# Given exercise:
Pull out every line below holding the word "Nifty".
# Start of Raw data
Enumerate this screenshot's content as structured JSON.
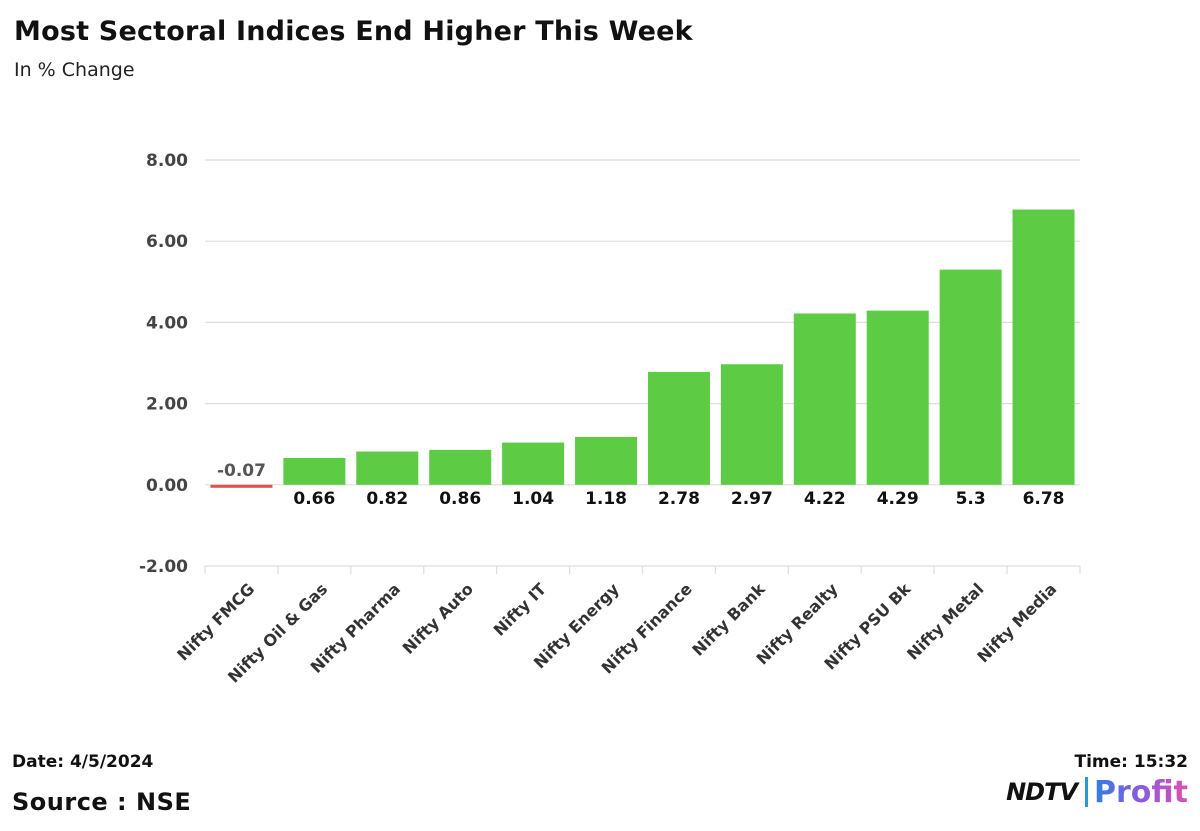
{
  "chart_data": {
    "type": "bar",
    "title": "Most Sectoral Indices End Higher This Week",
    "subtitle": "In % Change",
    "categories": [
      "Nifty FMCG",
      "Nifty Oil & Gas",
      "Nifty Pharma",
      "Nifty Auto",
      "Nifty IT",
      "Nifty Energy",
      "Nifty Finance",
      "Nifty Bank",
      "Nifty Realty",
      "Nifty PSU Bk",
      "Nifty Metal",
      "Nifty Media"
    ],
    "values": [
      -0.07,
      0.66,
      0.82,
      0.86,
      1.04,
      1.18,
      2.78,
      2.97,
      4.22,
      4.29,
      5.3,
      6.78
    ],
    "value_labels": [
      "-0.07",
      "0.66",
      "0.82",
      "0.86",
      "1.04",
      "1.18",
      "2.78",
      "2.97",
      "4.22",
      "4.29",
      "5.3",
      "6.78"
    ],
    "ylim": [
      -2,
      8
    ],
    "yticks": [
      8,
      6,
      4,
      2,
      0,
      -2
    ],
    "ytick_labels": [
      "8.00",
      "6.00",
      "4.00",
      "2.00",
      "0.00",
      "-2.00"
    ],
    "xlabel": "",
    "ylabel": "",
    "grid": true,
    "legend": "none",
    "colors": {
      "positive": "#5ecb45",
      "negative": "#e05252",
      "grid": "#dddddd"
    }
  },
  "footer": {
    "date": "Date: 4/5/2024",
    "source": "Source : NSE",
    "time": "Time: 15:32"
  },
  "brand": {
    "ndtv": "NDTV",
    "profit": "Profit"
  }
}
# End of Raw data
# Start of Raw data
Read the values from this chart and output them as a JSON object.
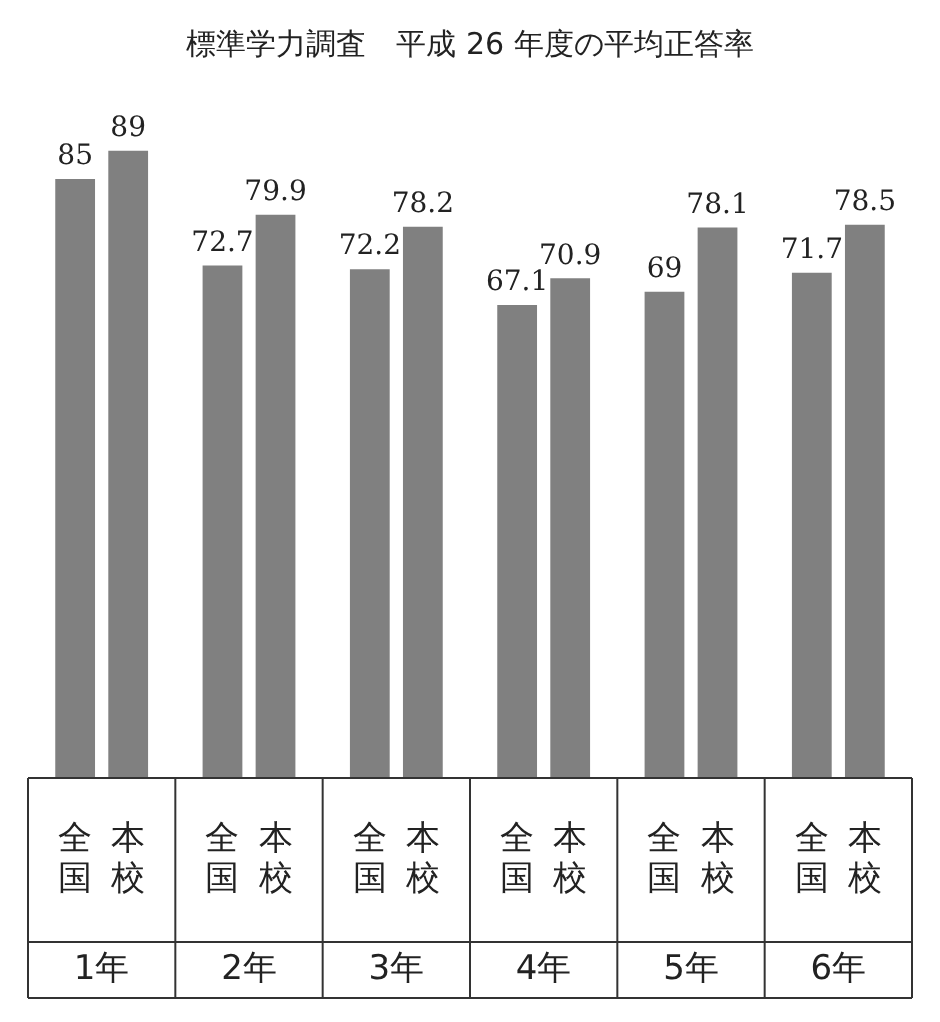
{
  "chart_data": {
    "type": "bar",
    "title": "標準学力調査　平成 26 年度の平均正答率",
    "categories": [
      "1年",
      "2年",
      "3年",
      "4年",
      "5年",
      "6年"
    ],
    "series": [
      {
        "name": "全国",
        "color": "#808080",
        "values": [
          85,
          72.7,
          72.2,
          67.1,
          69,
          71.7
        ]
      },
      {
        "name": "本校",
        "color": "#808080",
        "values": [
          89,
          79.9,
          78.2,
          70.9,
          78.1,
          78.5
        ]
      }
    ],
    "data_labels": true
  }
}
# End of Raw data
# Task response:
      "Nifty FMCG",
      "Nifty Oil & Gas",
      "Nifty Pharma",
      "Nifty Auto",
      "Nifty IT",
      "Nifty Energy",
      "Nifty Finance",
      "Nifty Bank",
      "Nifty Realty",
      "Nifty PSU Bk",
      "Nifty Metal",
      "Nifty Media"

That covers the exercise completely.